MATERIAL SHOWN →
########

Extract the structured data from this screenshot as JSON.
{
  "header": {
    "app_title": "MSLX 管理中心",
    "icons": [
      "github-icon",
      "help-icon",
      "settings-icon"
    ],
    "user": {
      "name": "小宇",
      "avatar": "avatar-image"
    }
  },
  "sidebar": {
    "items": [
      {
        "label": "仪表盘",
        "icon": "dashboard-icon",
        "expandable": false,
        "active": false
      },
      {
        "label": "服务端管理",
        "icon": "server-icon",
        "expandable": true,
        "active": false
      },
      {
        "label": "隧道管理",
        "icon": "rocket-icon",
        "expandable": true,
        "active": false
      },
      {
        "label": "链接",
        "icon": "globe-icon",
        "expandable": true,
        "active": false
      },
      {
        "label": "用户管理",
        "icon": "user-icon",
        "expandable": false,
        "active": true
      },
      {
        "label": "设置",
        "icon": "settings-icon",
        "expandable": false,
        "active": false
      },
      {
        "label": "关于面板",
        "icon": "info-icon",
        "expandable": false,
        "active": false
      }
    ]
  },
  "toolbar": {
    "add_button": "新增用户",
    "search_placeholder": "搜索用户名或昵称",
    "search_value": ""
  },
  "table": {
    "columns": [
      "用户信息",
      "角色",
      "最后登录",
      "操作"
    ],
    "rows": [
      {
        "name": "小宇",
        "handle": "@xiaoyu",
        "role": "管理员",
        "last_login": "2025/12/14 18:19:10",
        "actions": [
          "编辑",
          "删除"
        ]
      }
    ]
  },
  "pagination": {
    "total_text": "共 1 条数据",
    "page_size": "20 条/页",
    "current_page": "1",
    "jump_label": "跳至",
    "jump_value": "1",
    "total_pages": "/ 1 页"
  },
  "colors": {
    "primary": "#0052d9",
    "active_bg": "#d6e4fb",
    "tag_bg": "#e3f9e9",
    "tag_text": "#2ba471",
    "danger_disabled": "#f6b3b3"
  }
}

########

TASK DESCRIPTION → Retype the whole listing above exactly.

COMPLETE RESPONSE →
Extract the structured data from this screenshot as JSON.
{
  "header": {
    "app_title": "MSLX 管理中心",
    "icons": [
      "github-icon",
      "help-icon",
      "settings-icon"
    ],
    "user": {
      "name": "小宇",
      "avatar": "avatar-image"
    }
  },
  "sidebar": {
    "items": [
      {
        "label": "仪表盘",
        "icon": "dashboard-icon",
        "expandable": false,
        "active": false
      },
      {
        "label": "服务端管理",
        "icon": "server-icon",
        "expandable": true,
        "active": false
      },
      {
        "label": "隧道管理",
        "icon": "rocket-icon",
        "expandable": true,
        "active": false
      },
      {
        "label": "链接",
        "icon": "globe-icon",
        "expandable": true,
        "active": false
      },
      {
        "label": "用户管理",
        "icon": "user-icon",
        "expandable": false,
        "active": true
      },
      {
        "label": "设置",
        "icon": "settings-icon",
        "expandable": false,
        "active": false
      },
      {
        "label": "关于面板",
        "icon": "info-icon",
        "expandable": false,
        "active": false
      }
    ]
  },
  "toolbar": {
    "add_button": "新增用户",
    "search_placeholder": "搜索用户名或昵称",
    "search_value": ""
  },
  "table": {
    "columns": [
      "用户信息",
      "角色",
      "最后登录",
      "操作"
    ],
    "rows": [
      {
        "name": "小宇",
        "handle": "@xiaoyu",
        "role": "管理员",
        "last_login": "2025/12/14 18:19:10",
        "actions": [
          "编辑",
          "删除"
        ]
      }
    ]
  },
  "pagination": {
    "total_text": "共 1 条数据",
    "page_size": "20 条/页",
    "current_page": "1",
    "jump_label": "跳至",
    "jump_value": "1",
    "total_pages": "/ 1 页"
  },
  "colors": {
    "primary": "#0052d9",
    "active_bg": "#d6e4fb",
    "tag_bg": "#e3f9e9",
    "tag_text": "#2ba471",
    "danger_disabled": "#f6b3b3"
  }
}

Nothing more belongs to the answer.